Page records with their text
▽
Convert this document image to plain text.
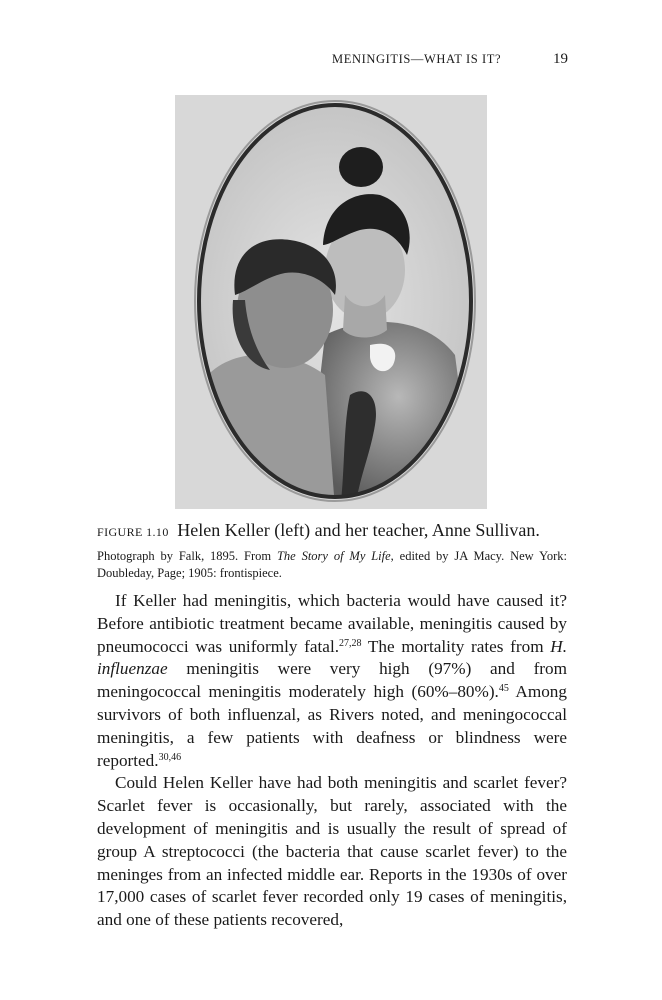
MENINGITIS—WHAT IS IT?	19
FIGURE 1.10 Helen Keller (left) and her teacher, Anne Sullivan.
Photograph by Falk, 1895. From The Story of My Life, edited by JA Macy. New York: Doubleday, Page; 1905: frontispiece.

If Keller had meningitis, which bacteria would have caused it? Before antibiotic treatment became available, meningitis caused by pneumococci was uniformly fatal.$^{27,28}$ The mortality rates from H. influenzae meningitis were very high (97%) and from meningococcal meningitis moderately high (60%–80%).$^{45}$ Among survivors of both influenzal, as Rivers noted, and meningococcal meningitis, a few patients with deafness or blindness were reported.$^{30,46}$

Could Helen Keller have had both meningitis and scarlet fever? Scarlet fever is occasionally, but rarely, associated with the development of meningitis and is usually the result of spread of group A streptococci (the bacteria that cause scarlet fever) to the meninges from an infected middle ear. Reports in the 1930s of over 17,000 cases of scarlet fever recorded only 19 cases of meningitis, and one of these patients recovered,
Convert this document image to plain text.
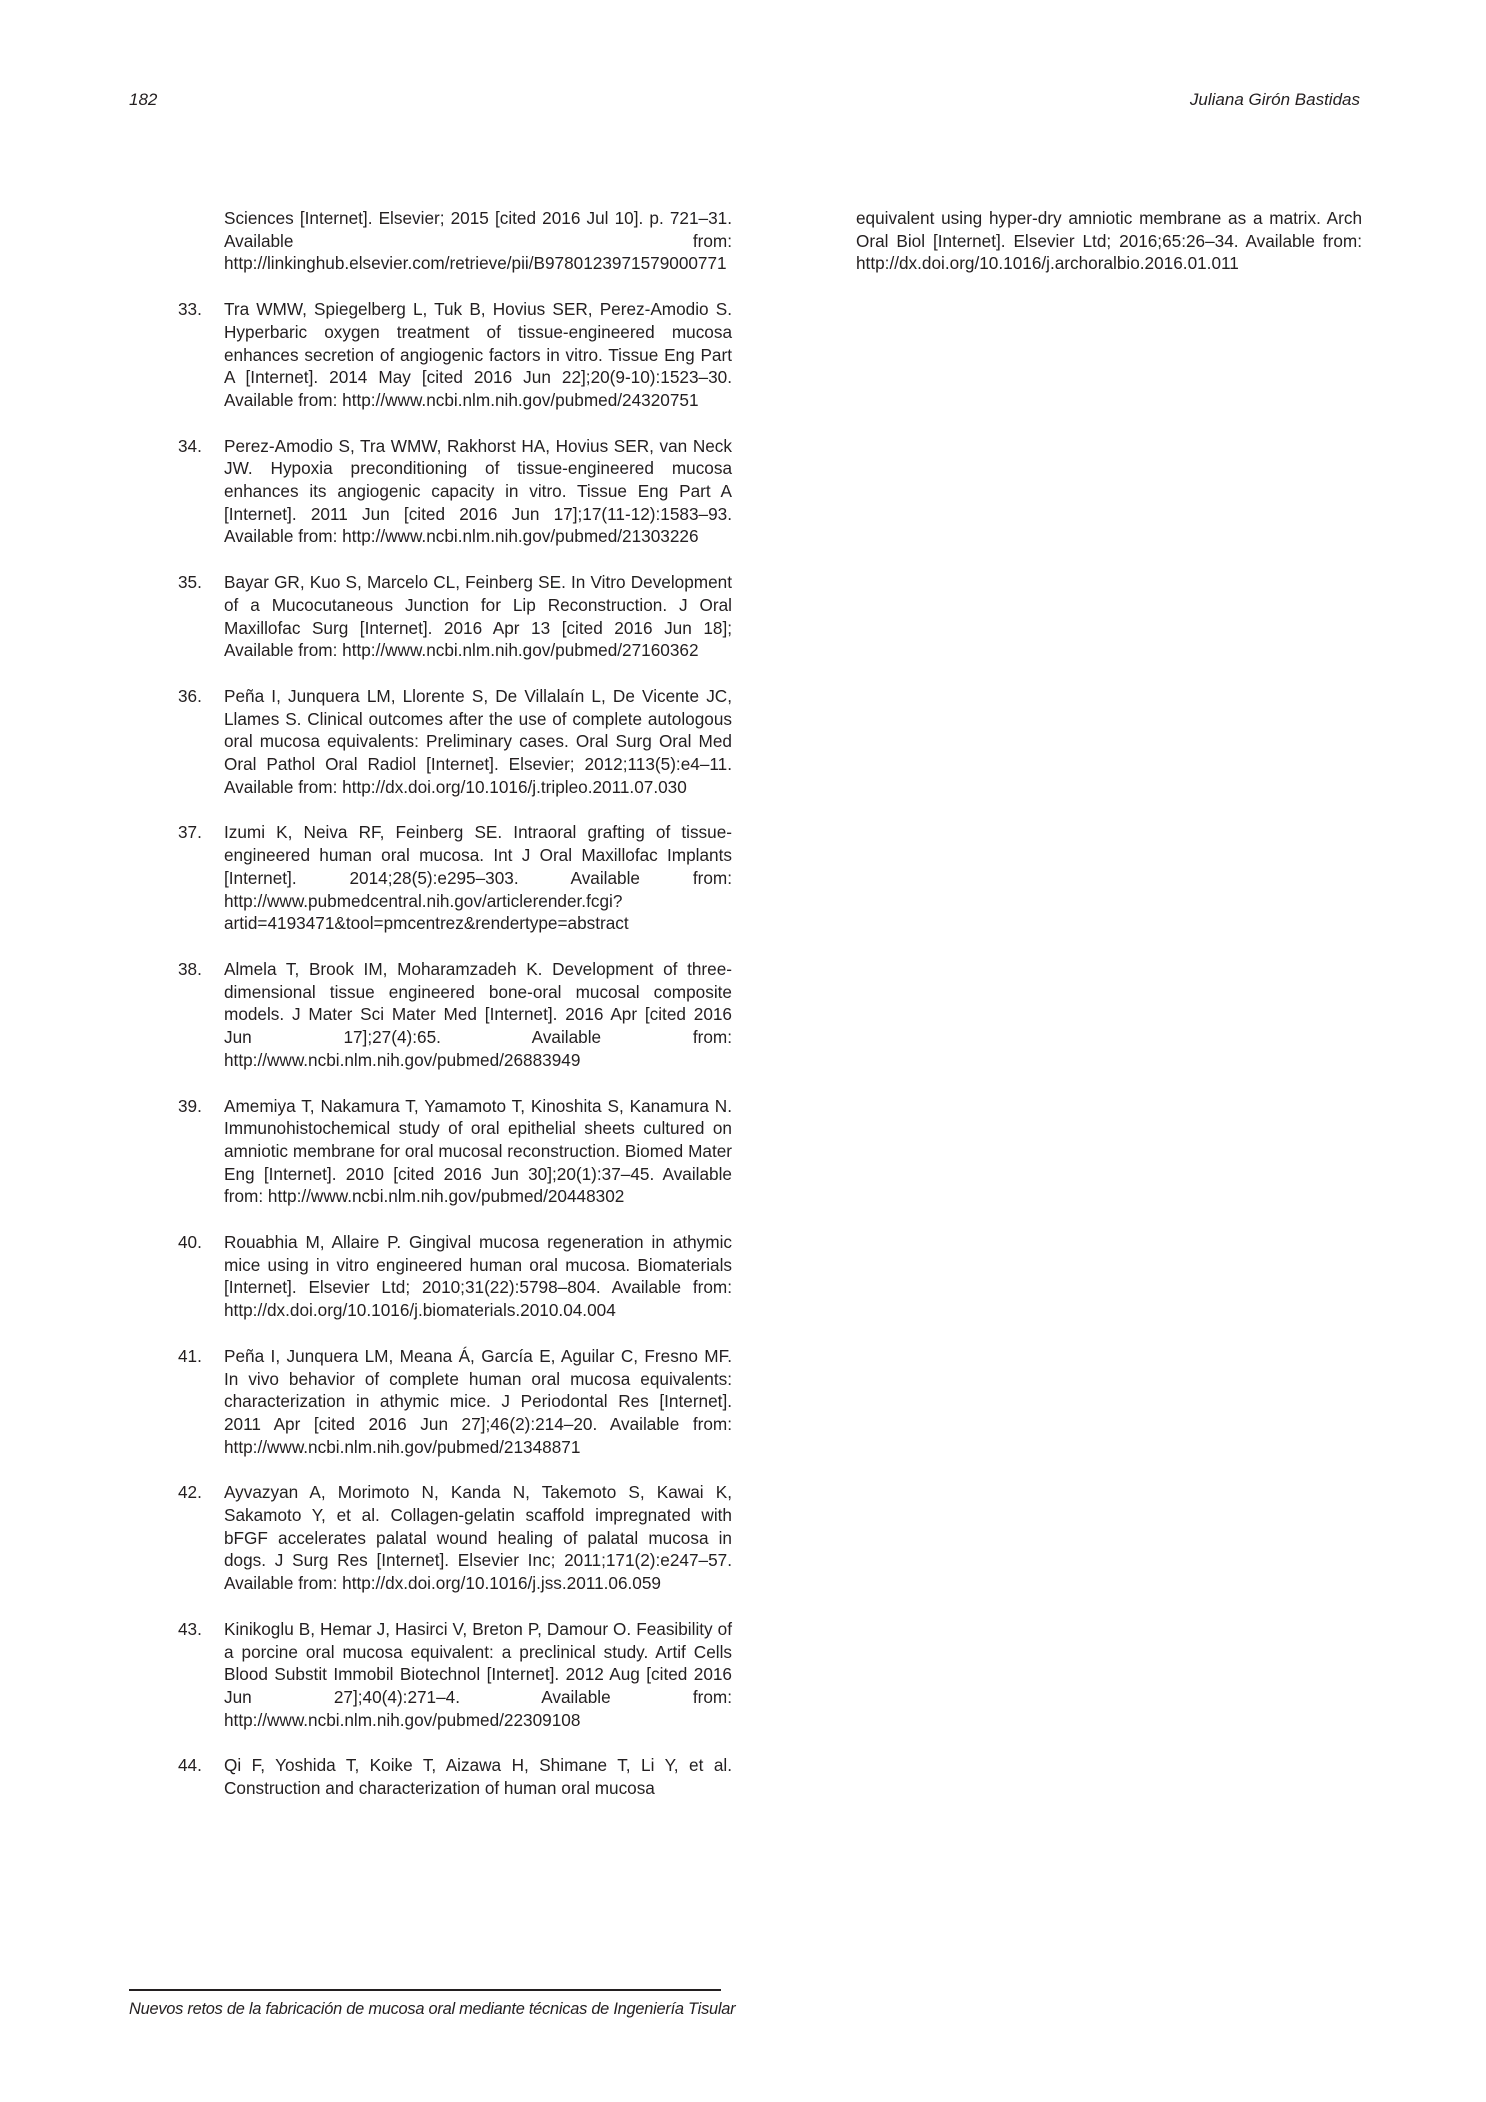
182	Juliana Girón Bastidas
Sciences [Internet]. Elsevier; 2015 [cited 2016 Jul 10]. p. 721–31. Available from: http://linkinghub.elsevier.com/retrieve/pii/B9780123971579000771
33.	Tra WMW, Spiegelberg L, Tuk B, Hovius SER, Perez-Amodio S. Hyperbaric oxygen treatment of tissue-engineered mucosa enhances secretion of angiogenic factors in vitro. Tissue Eng Part A [Internet]. 2014 May [cited 2016 Jun 22];20(9-10):1523–30. Available from: http://www.ncbi.nlm.nih.gov/pubmed/24320751
34.	Perez-Amodio S, Tra WMW, Rakhorst HA, Hovius SER, van Neck JW. Hypoxia preconditioning of tissue-engineered mucosa enhances its angiogenic capacity in vitro. Tissue Eng Part A [Internet]. 2011 Jun [cited 2016 Jun 17];17(11-12):1583–93. Available from: http://www.ncbi.nlm.nih.gov/pubmed/21303226
35.	Bayar GR, Kuo S, Marcelo CL, Feinberg SE. In Vitro Development of a Mucocutaneous Junction for Lip Reconstruction. J Oral Maxillofac Surg [Internet]. 2016 Apr 13 [cited 2016 Jun 18]; Available from: http://www.ncbi.nlm.nih.gov/pubmed/27160362
36.	Peña I, Junquera LM, Llorente S, De Villalaín L, De Vicente JC, Llames S. Clinical outcomes after the use of complete autologous oral mucosa equivalents: Preliminary cases. Oral Surg Oral Med Oral Pathol Oral Radiol [Internet]. Elsevier; 2012;113(5):e4–11. Available from: http://dx.doi.org/10.1016/j.tripleo.2011.07.030
37.	Izumi K, Neiva RF, Feinberg SE. Intraoral grafting of tissue-engineered human oral mucosa. Int J Oral Maxillofac Implants [Internet]. 2014;28(5):e295–303. Available from: http://www.pubmedcentral.nih.gov/articlerender.fcgi?artid=4193471&tool=pmcentrez&rendertype=abstract
38.	Almela T, Brook IM, Moharamzadeh K. Development of three-dimensional tissue engineered bone-oral mucosal composite models. J Mater Sci Mater Med [Internet]. 2016 Apr [cited 2016 Jun 17];27(4):65. Available from: http://www.ncbi.nlm.nih.gov/pubmed/26883949
39.	Amemiya T, Nakamura T, Yamamoto T, Kinoshita S, Kanamura N. Immunohistochemical study of oral epithelial sheets cultured on amniotic membrane for oral mucosal reconstruction. Biomed Mater Eng [Internet]. 2010 [cited 2016 Jun 30];20(1):37–45. Available from: http://www.ncbi.nlm.nih.gov/pubmed/20448302
40.	Rouabhia M, Allaire P. Gingival mucosa regeneration in athymic mice using in vitro engineered human oral mucosa. Biomaterials [Internet]. Elsevier Ltd; 2010;31(22):5798–804. Available from: http://dx.doi.org/10.1016/j.biomaterials.2010.04.004
41.	Peña I, Junquera LM, Meana Á, García E, Aguilar C, Fresno MF. In vivo behavior of complete human oral mucosa equivalents: characterization in athymic mice. J Periodontal Res [Internet]. 2011 Apr [cited 2016 Jun 27];46(2):214–20. Available from: http://www.ncbi.nlm.nih.gov/pubmed/21348871
42.	Ayvazyan A, Morimoto N, Kanda N, Takemoto S, Kawai K, Sakamoto Y, et al. Collagen-gelatin scaffold impregnated with bFGF accelerates palatal wound healing of palatal mucosa in dogs. J Surg Res [Internet]. Elsevier Inc; 2011;171(2):e247–57. Available from: http://dx.doi.org/10.1016/j.jss.2011.06.059
43.	Kinikoglu B, Hemar J, Hasirci V, Breton P, Damour O. Feasibility of a porcine oral mucosa equivalent: a preclinical study. Artif Cells Blood Substit Immobil Biotechnol [Internet]. 2012 Aug [cited 2016 Jun 27];40(4):271–4. Available from: http://www.ncbi.nlm.nih.gov/pubmed/22309108
44.	Qi F, Yoshida T, Koike T, Aizawa H, Shimane T, Li Y, et al. Construction and characterization of human oral mucosa
equivalent using hyper-dry amniotic membrane as a matrix. Arch Oral Biol [Internet]. Elsevier Ltd; 2016;65:26–34. Available from: http://dx.doi.org/10.1016/j.archoralbio.2016.01.011
Nuevos retos de la fabricación de mucosa oral mediante técnicas de Ingeniería Tisular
△
### Exercise directions
Each line above that contains the word "Junquera" must be copied.

### Response to this exercise
36.	Peña I, Junquera LM, Llorente S, De Villalaín L, De Vicente JC, Llames S. Clinical outcomes after the use of complete autologous oral mucosa equivalents: Preliminary cases. Oral Surg Oral Med Oral Pathol Oral Radiol [Internet]. Elsevier; 2012;113(5):e4–11. Available from: http://dx.doi.org/10.1016/j.tripleo.2011.07.030
41.	Peña I, Junquera LM, Meana Á, García E, Aguilar C, Fresno MF. In vivo behavior of complete human oral mucosa equivalents: characterization in athymic mice. J Periodontal Res [Internet]. 2011 Apr [cited 2016 Jun 27];46(2):214–20. Available from: http://www.ncbi.nlm.nih.gov/pubmed/21348871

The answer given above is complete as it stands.